**Task statement**
Print the entries in full, word for word, but not the pictures.

────

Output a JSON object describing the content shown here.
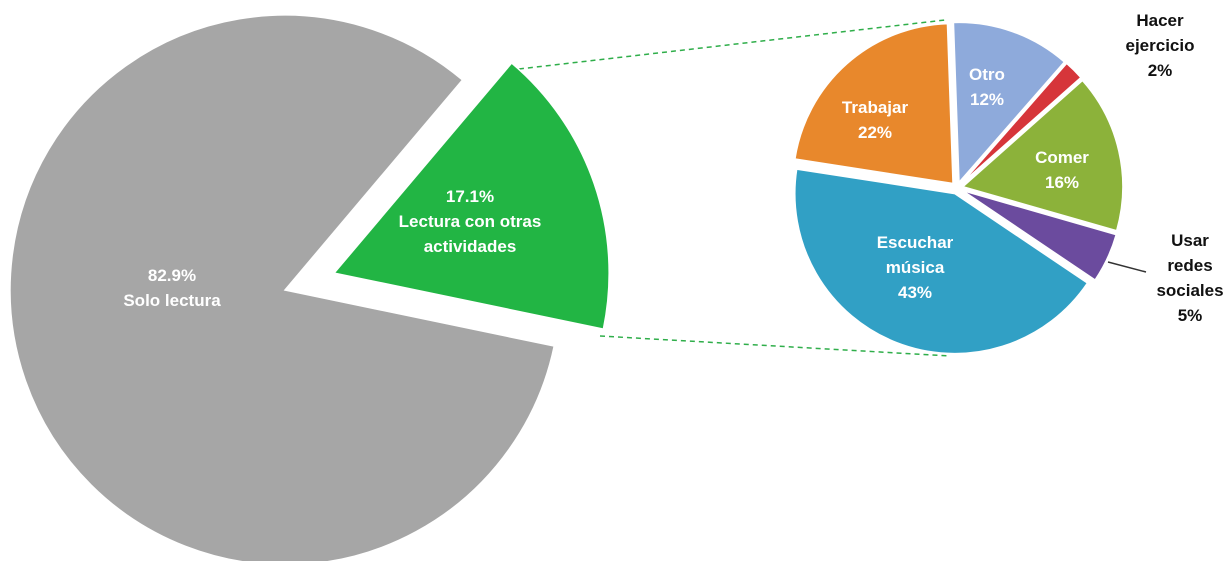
{
  "chart_data": [
    {
      "type": "pie",
      "categories": [
        "Solo lectura",
        "Lectura con otras actividades"
      ],
      "values": [
        82.9,
        17.1
      ],
      "value_labels": [
        "82.9%",
        "17.1%"
      ],
      "colors": [
        "#a6a6a6",
        "#22b544"
      ]
    },
    {
      "type": "pie",
      "categories": [
        "Otro",
        "Hacer ejercicio",
        "Comer",
        "Usar redes sociales",
        "Escuchar música",
        "Trabajar"
      ],
      "values": [
        12,
        2,
        16,
        5,
        43,
        22
      ],
      "value_labels": [
        "12%",
        "2%",
        "16%",
        "5%",
        "43%",
        "22%"
      ],
      "colors": [
        "#8eaadb",
        "#d6353a",
        "#8cb23a",
        "#6b4b9e",
        "#31a0c5",
        "#e8882c"
      ]
    }
  ]
}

────

**Reply to the exercise**
Output a JSON object describing the content shown here.
{
  "chart_data": [
    {
      "type": "pie",
      "categories": [
        "Solo lectura",
        "Lectura con otras actividades"
      ],
      "values": [
        82.9,
        17.1
      ],
      "value_labels": [
        "82.9%",
        "17.1%"
      ],
      "colors": [
        "#a6a6a6",
        "#22b544"
      ]
    },
    {
      "type": "pie",
      "categories": [
        "Otro",
        "Hacer ejercicio",
        "Comer",
        "Usar redes sociales",
        "Escuchar música",
        "Trabajar"
      ],
      "values": [
        12,
        2,
        16,
        5,
        43,
        22
      ],
      "value_labels": [
        "12%",
        "2%",
        "16%",
        "5%",
        "43%",
        "22%"
      ],
      "colors": [
        "#8eaadb",
        "#d6353a",
        "#8cb23a",
        "#6b4b9e",
        "#31a0c5",
        "#e8882c"
      ]
    }
  ]
}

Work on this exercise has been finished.